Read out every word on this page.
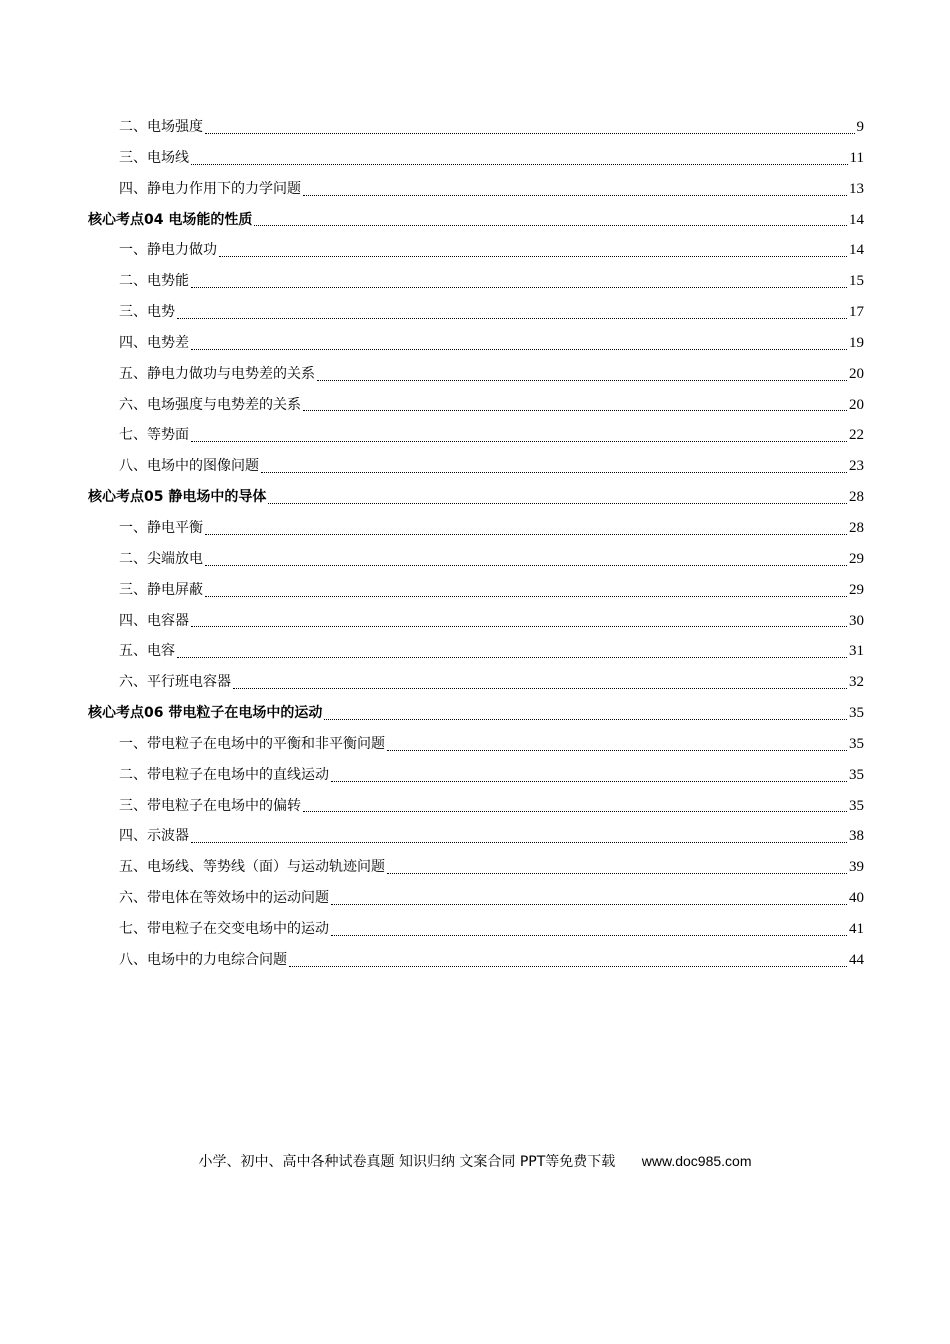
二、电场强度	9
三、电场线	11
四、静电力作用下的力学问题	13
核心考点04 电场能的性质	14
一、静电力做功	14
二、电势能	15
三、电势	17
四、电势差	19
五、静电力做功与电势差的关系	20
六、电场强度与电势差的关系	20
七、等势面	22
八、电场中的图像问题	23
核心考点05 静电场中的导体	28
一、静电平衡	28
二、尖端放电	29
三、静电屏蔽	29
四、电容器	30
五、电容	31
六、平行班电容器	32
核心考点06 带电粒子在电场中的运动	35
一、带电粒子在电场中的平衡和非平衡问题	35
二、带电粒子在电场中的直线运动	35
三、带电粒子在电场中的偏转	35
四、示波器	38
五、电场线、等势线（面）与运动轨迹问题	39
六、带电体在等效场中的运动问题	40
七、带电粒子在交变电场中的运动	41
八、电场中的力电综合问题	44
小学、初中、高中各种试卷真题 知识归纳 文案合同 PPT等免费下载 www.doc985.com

────────

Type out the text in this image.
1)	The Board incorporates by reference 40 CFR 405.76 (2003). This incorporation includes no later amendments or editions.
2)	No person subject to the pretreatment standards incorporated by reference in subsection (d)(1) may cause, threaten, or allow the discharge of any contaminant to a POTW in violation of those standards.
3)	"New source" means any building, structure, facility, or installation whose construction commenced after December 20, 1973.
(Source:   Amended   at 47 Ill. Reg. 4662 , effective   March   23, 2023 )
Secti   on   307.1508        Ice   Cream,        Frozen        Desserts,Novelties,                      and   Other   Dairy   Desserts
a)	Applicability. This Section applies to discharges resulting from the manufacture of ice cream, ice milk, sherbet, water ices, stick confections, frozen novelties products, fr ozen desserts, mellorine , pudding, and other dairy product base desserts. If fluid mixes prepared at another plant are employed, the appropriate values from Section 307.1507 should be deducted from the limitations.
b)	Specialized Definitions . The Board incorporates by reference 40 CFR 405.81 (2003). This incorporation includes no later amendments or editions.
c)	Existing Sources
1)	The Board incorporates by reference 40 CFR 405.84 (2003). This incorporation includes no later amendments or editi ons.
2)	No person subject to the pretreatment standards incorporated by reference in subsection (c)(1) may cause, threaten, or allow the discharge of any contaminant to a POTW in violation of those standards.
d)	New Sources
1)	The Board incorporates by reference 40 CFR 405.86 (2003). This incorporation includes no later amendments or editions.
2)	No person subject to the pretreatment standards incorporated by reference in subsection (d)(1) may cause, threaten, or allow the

────────

- **STATED PROBLEM**: Pull out each line of the listing that holds the string "editions".

- **THE COMPLETED TASK**:
1)	The Board incorporates by reference 40 CFR 405.76 (2003). This incorporation includes no later amendments or editions.
b)	Specialized Definitions . The Board incorporates by reference 40 CFR 405.81 (2003). This incorporation includes no later amendments or editions.
1)	The Board incorporates by reference 40 CFR 405.86 (2003). This incorporation includes no later amendments or editions.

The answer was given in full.